● **The problem**:
Select every line below containing the word "this".

● **Information shown**:

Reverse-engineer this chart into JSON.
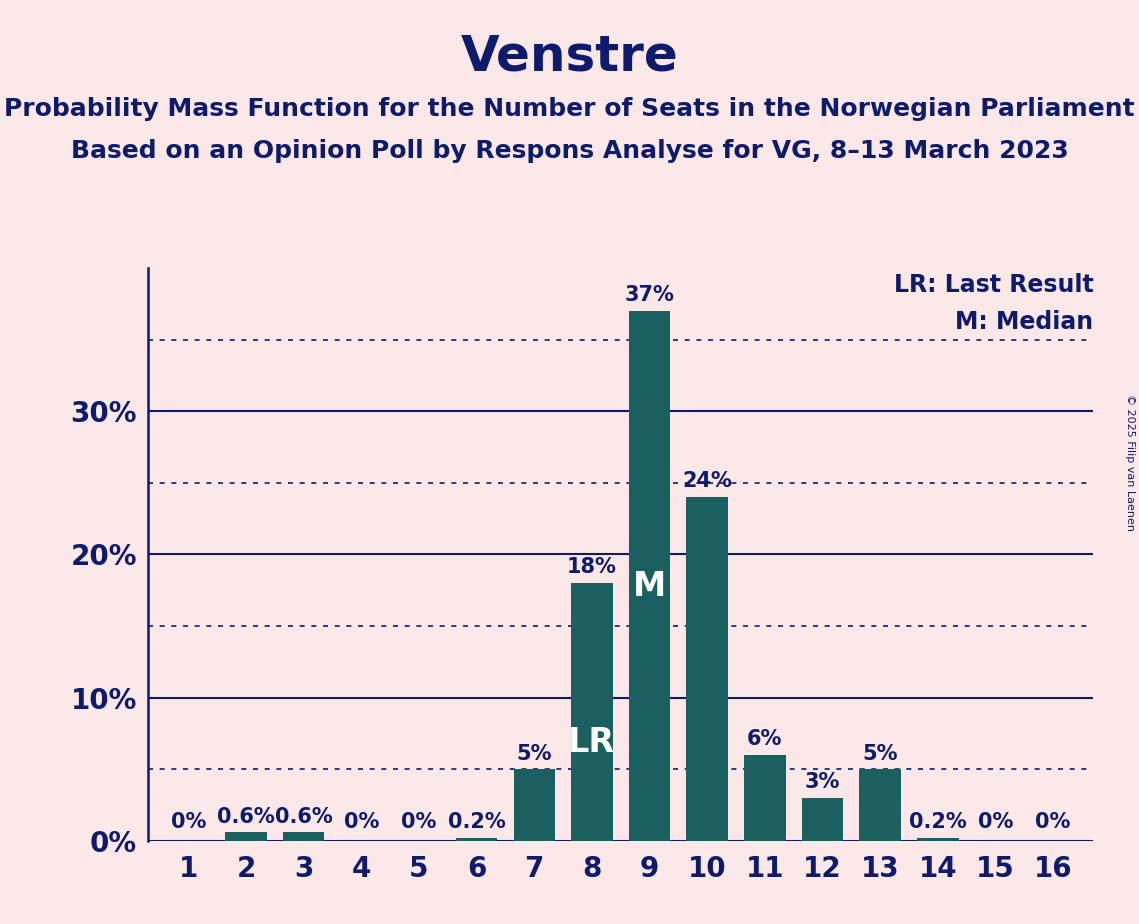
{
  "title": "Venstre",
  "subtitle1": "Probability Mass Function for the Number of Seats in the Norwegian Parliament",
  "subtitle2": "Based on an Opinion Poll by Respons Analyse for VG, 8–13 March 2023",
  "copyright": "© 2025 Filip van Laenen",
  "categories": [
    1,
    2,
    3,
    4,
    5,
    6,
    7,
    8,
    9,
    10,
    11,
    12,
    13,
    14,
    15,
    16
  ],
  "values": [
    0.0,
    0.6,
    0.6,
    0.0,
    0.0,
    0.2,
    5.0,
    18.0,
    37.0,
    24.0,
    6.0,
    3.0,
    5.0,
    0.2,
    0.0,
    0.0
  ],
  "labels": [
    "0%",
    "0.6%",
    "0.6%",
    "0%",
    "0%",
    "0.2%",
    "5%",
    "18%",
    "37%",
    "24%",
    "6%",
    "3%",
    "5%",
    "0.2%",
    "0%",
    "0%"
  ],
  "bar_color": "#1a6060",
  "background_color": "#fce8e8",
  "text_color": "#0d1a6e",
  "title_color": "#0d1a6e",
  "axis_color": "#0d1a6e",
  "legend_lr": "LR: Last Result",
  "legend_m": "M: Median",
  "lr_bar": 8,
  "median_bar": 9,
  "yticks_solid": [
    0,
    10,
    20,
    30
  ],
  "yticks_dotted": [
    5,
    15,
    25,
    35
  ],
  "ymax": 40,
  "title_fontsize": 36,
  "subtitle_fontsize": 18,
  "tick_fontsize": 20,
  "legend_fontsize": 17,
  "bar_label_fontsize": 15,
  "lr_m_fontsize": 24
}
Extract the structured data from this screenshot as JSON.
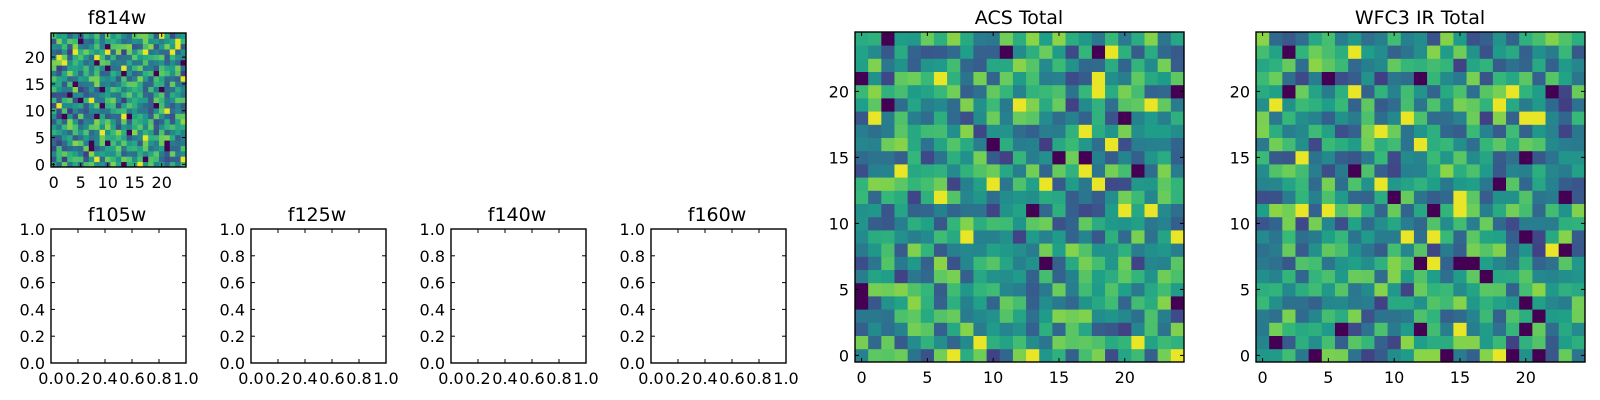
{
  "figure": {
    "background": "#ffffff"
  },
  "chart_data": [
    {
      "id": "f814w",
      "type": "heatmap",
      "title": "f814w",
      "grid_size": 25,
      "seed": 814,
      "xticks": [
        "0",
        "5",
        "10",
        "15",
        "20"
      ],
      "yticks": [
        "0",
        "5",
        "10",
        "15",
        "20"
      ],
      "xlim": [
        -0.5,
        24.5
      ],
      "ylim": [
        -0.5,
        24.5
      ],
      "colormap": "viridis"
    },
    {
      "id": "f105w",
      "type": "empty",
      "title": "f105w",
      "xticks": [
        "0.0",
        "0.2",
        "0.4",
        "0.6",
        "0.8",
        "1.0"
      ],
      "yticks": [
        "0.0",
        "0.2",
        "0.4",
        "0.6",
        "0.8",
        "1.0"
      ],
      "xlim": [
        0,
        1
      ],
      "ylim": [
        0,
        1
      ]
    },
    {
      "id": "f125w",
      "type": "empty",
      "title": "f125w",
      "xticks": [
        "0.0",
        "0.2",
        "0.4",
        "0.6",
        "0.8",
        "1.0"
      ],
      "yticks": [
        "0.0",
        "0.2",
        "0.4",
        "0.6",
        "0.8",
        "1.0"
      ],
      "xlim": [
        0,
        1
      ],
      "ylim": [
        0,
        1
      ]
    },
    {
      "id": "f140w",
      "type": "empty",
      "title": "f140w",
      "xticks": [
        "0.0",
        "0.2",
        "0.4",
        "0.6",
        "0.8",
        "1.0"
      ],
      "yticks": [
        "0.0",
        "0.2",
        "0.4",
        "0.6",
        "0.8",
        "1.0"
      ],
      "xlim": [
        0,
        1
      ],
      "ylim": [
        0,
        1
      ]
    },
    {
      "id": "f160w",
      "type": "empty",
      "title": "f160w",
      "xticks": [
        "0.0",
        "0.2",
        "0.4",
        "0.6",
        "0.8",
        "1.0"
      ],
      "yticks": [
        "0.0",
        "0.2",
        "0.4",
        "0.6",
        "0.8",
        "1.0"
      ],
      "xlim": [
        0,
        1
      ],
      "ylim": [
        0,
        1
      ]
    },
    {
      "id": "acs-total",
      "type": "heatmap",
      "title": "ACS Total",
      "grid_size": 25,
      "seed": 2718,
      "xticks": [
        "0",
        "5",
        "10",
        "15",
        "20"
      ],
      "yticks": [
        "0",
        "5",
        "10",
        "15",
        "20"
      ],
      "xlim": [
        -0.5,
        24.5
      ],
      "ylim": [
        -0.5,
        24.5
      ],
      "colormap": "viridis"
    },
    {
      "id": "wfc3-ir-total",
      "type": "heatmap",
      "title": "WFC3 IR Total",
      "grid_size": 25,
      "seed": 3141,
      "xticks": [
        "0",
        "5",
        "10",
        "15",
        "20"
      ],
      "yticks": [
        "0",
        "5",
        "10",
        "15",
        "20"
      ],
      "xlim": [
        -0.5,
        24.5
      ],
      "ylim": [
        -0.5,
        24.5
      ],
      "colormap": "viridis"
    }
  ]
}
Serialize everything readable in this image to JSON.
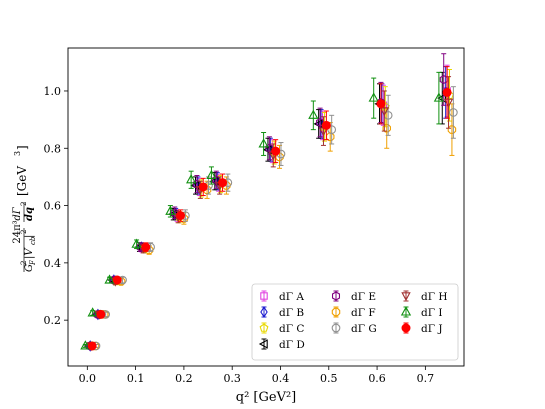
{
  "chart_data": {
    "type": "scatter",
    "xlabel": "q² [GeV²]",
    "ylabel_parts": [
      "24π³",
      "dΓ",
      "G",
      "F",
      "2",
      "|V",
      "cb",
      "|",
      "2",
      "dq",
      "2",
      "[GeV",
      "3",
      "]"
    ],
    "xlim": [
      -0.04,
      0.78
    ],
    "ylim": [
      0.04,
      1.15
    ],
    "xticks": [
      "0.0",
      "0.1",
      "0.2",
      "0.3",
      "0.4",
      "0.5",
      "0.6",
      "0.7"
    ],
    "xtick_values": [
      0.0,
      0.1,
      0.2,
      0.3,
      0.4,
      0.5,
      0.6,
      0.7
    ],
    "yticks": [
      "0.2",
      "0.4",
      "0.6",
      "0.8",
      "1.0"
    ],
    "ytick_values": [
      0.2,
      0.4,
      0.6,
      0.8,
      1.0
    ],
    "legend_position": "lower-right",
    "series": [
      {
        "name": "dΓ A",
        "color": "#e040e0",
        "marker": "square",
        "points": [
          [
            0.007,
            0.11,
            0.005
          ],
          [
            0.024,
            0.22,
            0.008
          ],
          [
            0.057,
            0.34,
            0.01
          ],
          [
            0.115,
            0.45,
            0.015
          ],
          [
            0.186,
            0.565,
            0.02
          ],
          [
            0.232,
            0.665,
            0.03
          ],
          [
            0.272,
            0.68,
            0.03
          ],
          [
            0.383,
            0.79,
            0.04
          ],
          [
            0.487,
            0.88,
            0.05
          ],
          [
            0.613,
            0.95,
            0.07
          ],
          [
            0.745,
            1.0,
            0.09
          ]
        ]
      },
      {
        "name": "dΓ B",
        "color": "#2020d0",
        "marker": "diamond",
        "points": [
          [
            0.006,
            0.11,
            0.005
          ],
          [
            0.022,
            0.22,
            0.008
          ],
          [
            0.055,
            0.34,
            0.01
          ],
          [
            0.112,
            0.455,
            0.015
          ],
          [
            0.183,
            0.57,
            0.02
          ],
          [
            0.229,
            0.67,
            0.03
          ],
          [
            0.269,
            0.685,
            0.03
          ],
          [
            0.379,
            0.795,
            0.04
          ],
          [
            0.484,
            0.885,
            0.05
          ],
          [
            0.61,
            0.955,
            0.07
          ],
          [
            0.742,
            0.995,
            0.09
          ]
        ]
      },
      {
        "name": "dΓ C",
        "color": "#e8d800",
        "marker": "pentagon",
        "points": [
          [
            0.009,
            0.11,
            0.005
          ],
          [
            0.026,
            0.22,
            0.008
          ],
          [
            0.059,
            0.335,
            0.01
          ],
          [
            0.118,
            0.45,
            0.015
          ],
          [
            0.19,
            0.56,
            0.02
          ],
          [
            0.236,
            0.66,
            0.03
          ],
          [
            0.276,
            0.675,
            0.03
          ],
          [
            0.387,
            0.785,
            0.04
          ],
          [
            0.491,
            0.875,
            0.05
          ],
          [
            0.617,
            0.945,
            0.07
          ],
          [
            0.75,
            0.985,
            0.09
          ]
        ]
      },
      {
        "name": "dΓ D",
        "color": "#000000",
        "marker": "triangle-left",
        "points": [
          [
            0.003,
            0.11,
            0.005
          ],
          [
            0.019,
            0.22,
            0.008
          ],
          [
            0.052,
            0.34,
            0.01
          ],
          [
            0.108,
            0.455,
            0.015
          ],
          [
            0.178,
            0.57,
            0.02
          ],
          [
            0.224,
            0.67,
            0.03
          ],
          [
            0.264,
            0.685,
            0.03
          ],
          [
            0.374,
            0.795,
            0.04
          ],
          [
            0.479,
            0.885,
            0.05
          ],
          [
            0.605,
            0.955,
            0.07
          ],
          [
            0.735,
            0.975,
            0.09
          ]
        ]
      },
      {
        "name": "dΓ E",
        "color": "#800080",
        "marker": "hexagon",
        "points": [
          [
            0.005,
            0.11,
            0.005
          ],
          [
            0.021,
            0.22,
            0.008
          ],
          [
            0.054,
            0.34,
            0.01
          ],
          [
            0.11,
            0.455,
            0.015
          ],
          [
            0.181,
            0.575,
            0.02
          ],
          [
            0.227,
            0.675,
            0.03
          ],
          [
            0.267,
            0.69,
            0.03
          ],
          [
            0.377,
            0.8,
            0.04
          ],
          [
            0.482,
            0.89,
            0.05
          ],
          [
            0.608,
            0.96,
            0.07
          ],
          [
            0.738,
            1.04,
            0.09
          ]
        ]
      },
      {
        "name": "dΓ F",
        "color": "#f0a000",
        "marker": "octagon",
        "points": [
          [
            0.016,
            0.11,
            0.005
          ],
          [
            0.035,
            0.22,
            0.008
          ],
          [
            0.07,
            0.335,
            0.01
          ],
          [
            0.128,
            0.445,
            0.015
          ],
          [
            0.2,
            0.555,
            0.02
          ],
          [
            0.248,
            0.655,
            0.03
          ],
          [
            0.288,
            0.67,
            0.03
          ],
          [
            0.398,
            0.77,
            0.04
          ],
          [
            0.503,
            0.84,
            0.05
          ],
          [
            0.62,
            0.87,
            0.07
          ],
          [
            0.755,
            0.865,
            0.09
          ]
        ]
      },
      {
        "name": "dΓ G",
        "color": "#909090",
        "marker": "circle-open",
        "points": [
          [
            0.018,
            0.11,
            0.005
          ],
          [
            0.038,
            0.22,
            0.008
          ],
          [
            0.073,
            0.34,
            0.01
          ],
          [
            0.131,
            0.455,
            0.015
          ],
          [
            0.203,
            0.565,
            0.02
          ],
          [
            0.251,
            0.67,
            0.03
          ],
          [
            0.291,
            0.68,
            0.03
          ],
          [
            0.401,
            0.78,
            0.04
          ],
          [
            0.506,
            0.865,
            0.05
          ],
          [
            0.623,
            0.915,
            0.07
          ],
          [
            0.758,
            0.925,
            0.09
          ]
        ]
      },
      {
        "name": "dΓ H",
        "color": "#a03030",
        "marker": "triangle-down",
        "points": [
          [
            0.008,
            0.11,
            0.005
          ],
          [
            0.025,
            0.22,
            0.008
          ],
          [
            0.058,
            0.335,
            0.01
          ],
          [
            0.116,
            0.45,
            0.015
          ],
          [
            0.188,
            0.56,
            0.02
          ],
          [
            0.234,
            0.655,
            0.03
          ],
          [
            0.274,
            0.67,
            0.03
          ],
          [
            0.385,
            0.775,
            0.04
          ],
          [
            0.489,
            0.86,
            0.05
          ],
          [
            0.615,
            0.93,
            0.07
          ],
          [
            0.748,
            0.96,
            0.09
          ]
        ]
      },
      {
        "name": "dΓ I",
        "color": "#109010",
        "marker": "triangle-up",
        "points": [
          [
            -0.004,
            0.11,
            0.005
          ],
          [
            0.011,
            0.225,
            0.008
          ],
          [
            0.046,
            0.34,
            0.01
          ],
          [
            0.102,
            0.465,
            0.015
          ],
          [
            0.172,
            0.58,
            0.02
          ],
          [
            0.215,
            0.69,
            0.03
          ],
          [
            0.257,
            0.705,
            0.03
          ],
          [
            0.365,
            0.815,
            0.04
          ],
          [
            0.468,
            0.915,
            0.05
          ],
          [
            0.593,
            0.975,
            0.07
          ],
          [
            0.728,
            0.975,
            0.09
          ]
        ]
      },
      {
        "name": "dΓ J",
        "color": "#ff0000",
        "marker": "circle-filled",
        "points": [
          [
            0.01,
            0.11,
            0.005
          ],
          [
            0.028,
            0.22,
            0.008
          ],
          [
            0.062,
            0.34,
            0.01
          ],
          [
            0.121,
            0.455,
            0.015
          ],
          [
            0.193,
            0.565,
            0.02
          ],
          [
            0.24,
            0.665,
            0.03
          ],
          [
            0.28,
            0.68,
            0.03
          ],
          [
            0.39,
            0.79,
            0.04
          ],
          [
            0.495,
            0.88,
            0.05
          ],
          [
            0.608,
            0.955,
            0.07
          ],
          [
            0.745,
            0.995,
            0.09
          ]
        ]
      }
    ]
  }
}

● **Exercise response**:
Reverse-engineer this chart into JSON.
Extract the structured data from this screenshot as JSON.
Serialize everything readable in this image to JSON.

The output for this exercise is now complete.